Take the material below and retype it in full; pictures are left out.

===== Stored records

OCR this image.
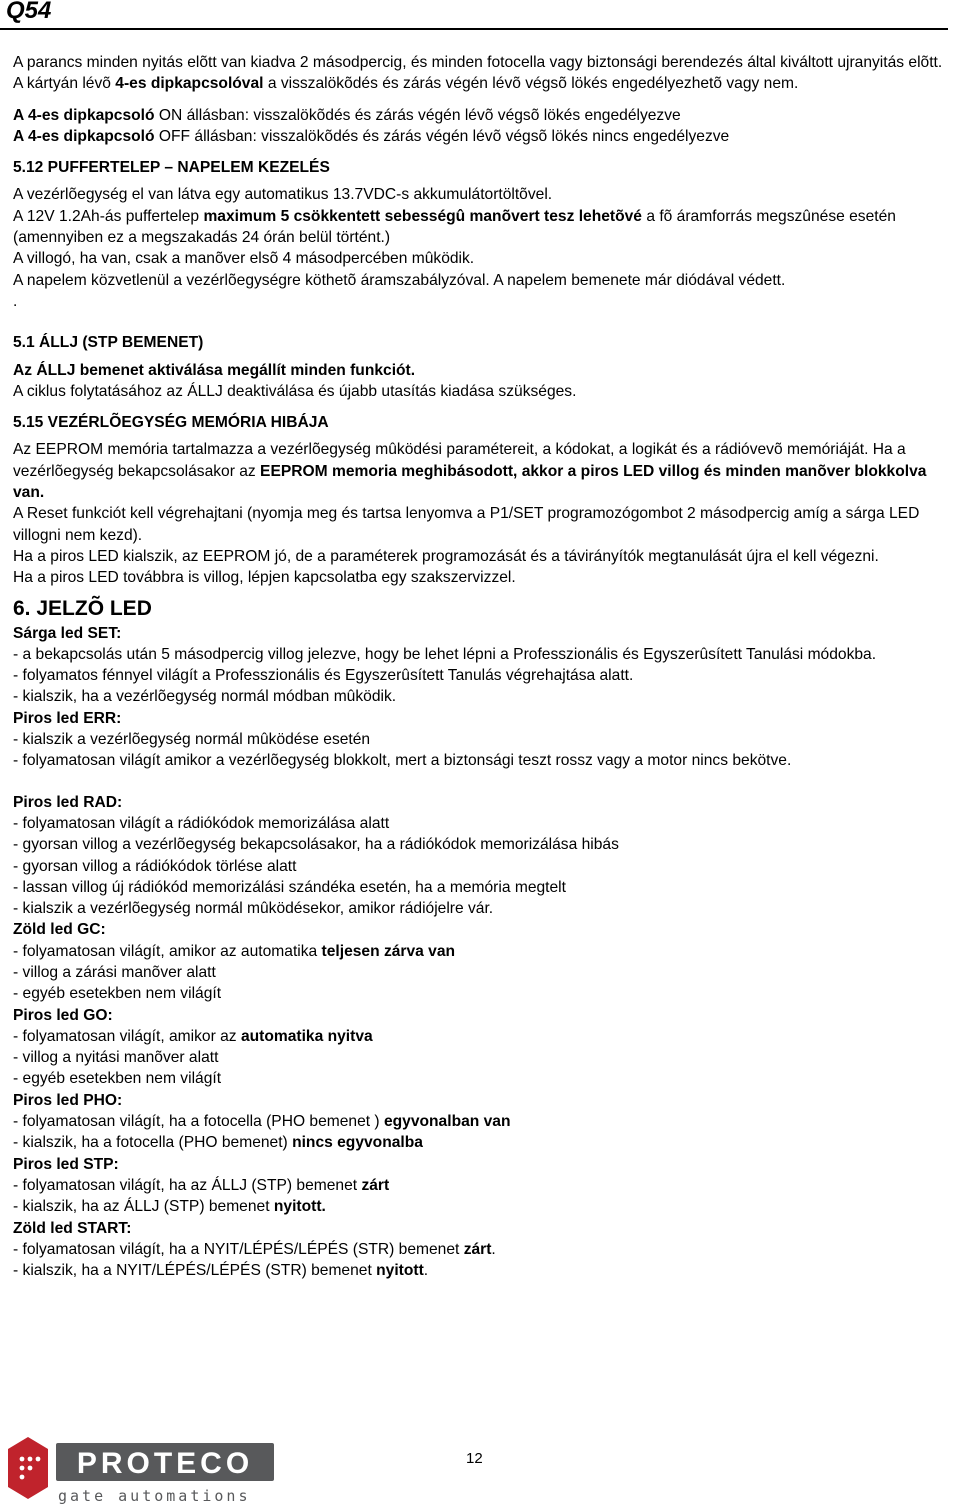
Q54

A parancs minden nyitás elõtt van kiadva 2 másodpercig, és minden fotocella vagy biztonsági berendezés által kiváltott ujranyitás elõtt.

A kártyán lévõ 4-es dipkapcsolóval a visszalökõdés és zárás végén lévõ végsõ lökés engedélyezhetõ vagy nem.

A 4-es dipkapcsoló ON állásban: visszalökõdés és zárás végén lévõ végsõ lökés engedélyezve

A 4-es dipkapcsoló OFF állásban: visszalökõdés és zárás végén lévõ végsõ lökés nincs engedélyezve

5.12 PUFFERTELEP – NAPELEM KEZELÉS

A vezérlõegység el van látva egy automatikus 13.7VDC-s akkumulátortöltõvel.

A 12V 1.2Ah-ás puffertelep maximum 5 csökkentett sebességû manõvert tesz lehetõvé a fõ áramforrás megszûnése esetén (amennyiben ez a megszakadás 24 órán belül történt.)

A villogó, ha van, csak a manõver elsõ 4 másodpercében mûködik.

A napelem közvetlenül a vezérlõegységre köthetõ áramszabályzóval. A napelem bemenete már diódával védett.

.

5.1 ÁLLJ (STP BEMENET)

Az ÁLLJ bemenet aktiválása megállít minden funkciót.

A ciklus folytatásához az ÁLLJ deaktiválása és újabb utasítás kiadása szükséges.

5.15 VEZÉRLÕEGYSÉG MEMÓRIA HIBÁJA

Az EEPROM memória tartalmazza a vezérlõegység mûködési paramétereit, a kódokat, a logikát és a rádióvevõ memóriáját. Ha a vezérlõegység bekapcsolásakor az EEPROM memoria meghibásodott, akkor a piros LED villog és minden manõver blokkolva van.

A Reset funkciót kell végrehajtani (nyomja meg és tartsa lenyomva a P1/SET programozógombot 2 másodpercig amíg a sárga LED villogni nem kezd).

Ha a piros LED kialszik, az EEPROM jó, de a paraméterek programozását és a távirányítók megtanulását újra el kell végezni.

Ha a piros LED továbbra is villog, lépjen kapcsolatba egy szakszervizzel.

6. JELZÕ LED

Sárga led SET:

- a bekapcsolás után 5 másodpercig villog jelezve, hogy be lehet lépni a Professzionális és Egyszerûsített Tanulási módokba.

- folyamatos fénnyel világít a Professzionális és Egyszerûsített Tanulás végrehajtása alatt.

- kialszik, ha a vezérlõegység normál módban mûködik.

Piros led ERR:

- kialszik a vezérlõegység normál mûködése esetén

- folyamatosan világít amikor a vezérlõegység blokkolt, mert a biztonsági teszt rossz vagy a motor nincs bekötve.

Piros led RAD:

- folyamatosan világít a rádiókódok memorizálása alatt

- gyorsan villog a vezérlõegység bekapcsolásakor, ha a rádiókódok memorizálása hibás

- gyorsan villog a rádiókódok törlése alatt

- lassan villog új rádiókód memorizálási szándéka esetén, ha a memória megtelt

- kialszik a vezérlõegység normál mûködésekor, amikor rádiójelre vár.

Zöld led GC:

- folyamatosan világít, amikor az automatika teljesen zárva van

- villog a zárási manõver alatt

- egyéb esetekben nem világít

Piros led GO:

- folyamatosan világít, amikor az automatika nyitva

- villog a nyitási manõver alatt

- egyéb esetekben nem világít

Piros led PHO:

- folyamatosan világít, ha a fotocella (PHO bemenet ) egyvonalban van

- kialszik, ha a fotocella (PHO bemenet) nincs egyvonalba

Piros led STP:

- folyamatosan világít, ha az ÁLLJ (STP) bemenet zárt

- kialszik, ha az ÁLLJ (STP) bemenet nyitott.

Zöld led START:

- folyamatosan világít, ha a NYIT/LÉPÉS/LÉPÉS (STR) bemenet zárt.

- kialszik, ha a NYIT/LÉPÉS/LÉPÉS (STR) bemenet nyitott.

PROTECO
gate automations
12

==========

§ **Problem solution**
OCR this image.
Q54

A parancs minden nyitás elõtt van kiadva 2 másodpercig, és minden fotocella vagy biztonsági berendezés által kiváltott ujranyitás elõtt.

A kártyán lévõ 4-es dipkapcsolóval a visszalökõdés és zárás végén lévõ végsõ lökés engedélyezhetõ vagy nem.

A 4-es dipkapcsoló ON állásban: visszalökõdés és zárás végén lévõ végsõ lökés engedélyezve

A 4-es dipkapcsoló OFF állásban: visszalökõdés és zárás végén lévõ végsõ lökés nincs engedélyezve

5.12 PUFFERTELEP – NAPELEM KEZELÉS

A vezérlõegység el van látva egy automatikus 13.7VDC-s akkumulátortöltõvel.

A 12V 1.2Ah-ás puffertelep maximum 5 csökkentett sebességû manõvert tesz lehetõvé a fõ áramforrás megszûnése esetén (amennyiben ez a megszakadás 24 órán belül történt.)

A villogó, ha van, csak a manõver elsõ 4 másodpercében mûködik.

A napelem közvetlenül a vezérlõegységre köthetõ áramszabályzóval. A napelem bemenete már diódával védett.

.

5.1 ÁLLJ (STP BEMENET)

Az ÁLLJ bemenet aktiválása megállít minden funkciót.

A ciklus folytatásához az ÁLLJ deaktiválása és újabb utasítás kiadása szükséges.

5.15 VEZÉRLÕEGYSÉG MEMÓRIA HIBÁJA

Az EEPROM memória tartalmazza a vezérlõegység mûködési paramétereit, a kódokat, a logikát és a rádióvevõ memóriáját. Ha a vezérlõegység bekapcsolásakor az EEPROM memoria meghibásodott, akkor a piros LED villog és minden manõver blokkolva van.

A Reset funkciót kell végrehajtani (nyomja meg és tartsa lenyomva a P1/SET programozógombot 2 másodpercig amíg a sárga LED villogni nem kezd).

Ha a piros LED kialszik, az EEPROM jó, de a paraméterek programozását és a távirányítók megtanulását újra el kell végezni.

Ha a piros LED továbbra is villog, lépjen kapcsolatba egy szakszervizzel.

6. JELZÕ LED

Sárga led SET:

- a bekapcsolás után 5 másodpercig villog jelezve, hogy be lehet lépni a Professzionális és Egyszerûsített Tanulási módokba.

- folyamatos fénnyel világít a Professzionális és Egyszerûsített Tanulás végrehajtása alatt.

- kialszik, ha a vezérlõegység normál módban mûködik.

Piros led ERR:

- kialszik a vezérlõegység normál mûködése esetén

- folyamatosan világít amikor a vezérlõegység blokkolt, mert a biztonsági teszt rossz vagy a motor nincs bekötve.

Piros led RAD:

- folyamatosan világít a rádiókódok memorizálása alatt

- gyorsan villog a vezérlõegység bekapcsolásakor, ha a rádiókódok memorizálása hibás

- gyorsan villog a rádiókódok törlése alatt

- lassan villog új rádiókód memorizálási szándéka esetén, ha a memória megtelt

- kialszik a vezérlõegység normál mûködésekor, amikor rádiójelre vár.

Zöld led GC:

- folyamatosan világít, amikor az automatika teljesen zárva van

- villog a zárási manõver alatt

- egyéb esetekben nem világít

Piros led GO:

- folyamatosan világít, amikor az automatika nyitva

- villog a nyitási manõver alatt

- egyéb esetekben nem világít

Piros led PHO:

- folyamatosan világít, ha a fotocella (PHO bemenet ) egyvonalban van

- kialszik, ha a fotocella (PHO bemenet) nincs egyvonalba

Piros led STP:

- folyamatosan világít, ha az ÁLLJ (STP) bemenet zárt

- kialszik, ha az ÁLLJ (STP) bemenet nyitott.

Zöld led START:

- folyamatosan világít, ha a NYIT/LÉPÉS/LÉPÉS (STR) bemenet zárt.

- kialszik, ha a NYIT/LÉPÉS/LÉPÉS (STR) bemenet nyitott.

PROTECO
gate automations
12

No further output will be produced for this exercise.